**Extract provided:**
__________
Its mission includes the lofty goal of increasing the participation of commercial software companies and their developers in open source projects.

Exactly what kinds of projects the foundation will serve remains vague because its charter has not yet been drafted.

The foundation was set up as a commercial enterprise because the requirements for a charitable nonprofit are more stringent, Microsoft said. Charitable nonprofits need more set-up time and involve a more complex planning process.

"Given that we wanted much of the planning for the Foundation to take place in an open, transparent manner, it made more sense to launch quickly but minimally, and then begin the dialog with industry partners and open source community members that will ultimately shape the Foundation," reads a post on the CodePlex Foundation's FAQ.

Little Love From Linux

"We'd like to be optimistic that they can help, but the establishment of the CodePlex Foundation is on the heels of Microsoft's attempting to sell open source-related patents to patent trolls," said Keith Bergelt, CEO of the Open Invention Network.
__________
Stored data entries
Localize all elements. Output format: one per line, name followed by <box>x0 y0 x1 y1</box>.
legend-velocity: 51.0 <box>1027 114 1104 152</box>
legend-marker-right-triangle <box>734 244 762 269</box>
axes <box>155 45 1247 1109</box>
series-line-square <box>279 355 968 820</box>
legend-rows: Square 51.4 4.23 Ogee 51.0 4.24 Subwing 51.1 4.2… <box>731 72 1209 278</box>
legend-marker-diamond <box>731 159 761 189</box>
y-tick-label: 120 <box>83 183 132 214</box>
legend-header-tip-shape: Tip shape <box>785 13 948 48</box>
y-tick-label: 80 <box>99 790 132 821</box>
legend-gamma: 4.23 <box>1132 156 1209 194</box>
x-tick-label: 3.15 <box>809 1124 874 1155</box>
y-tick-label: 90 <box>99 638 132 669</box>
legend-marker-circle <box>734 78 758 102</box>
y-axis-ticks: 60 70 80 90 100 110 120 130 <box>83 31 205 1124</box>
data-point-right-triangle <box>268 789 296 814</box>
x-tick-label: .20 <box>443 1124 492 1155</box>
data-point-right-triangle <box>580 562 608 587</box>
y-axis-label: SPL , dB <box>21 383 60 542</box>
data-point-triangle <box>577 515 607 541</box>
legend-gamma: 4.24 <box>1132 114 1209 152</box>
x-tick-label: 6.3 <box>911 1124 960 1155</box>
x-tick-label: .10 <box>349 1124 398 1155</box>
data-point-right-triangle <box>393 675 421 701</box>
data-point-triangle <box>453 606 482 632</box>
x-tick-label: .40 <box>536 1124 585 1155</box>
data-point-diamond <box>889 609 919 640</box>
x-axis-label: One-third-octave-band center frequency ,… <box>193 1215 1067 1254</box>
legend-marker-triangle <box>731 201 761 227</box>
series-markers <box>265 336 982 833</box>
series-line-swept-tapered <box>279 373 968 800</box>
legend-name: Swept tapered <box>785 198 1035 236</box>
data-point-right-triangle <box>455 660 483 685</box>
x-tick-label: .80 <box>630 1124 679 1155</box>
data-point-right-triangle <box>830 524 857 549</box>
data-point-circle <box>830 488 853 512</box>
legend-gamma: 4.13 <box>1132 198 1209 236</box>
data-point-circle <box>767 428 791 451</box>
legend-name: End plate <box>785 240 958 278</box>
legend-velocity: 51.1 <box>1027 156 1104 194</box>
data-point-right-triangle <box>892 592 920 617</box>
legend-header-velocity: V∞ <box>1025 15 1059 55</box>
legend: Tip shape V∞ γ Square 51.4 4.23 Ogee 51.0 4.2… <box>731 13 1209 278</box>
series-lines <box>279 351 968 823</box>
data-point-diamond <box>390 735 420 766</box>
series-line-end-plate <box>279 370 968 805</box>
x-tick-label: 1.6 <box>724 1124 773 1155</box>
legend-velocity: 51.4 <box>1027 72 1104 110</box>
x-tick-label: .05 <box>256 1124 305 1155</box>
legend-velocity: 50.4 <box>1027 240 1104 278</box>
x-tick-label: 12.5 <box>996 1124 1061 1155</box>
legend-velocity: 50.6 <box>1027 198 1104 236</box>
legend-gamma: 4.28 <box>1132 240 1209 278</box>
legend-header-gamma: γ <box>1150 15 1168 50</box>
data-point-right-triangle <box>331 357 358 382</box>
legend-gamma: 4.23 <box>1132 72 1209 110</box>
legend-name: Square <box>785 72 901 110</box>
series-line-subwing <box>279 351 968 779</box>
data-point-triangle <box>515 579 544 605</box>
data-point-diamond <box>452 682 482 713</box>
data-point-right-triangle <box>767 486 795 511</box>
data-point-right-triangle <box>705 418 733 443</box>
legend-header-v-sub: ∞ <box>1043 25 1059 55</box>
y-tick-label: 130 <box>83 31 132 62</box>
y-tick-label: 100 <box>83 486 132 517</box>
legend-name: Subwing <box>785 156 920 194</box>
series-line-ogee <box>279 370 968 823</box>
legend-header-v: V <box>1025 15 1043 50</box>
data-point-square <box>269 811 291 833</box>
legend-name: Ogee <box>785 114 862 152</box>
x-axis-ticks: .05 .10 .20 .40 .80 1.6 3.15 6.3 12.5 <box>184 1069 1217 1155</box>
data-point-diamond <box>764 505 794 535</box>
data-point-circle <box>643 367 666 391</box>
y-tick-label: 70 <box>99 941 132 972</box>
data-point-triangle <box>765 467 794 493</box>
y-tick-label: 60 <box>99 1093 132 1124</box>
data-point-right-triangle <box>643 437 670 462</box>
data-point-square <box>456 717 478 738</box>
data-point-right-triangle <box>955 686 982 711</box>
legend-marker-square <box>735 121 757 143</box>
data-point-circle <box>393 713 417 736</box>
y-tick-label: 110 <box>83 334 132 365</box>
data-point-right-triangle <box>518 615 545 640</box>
__________
**Prompt:**
Reproduce word for word the part of the CodePlex Foundation article that begins at the words "Its mission includes" and stops after "CodePlex Foundation's FAQ.". This data has no connection to the CodePlex Foundation article.

**Task result:**
Its mission includes the lofty goal of increasing the participation of commercial software companies and their developers in open source projects.

Exactly what kinds of projects the foundation will serve remains vague because its charter has not yet been drafted.

The foundation was set up as a commercial enterprise because the requirements for a charitable nonprofit are more stringent, Microsoft said. Charitable nonprofits need more set-up time and involve a more complex planning process.

"Given that we wanted much of the planning for the Foundation to take place in an open, transparent manner, it made more sense to launch quickly but minimally, and then begin the dialog with industry partners and open source community members that will ultimately shape the Foundation," reads a post on the CodePlex Foundation's FAQ.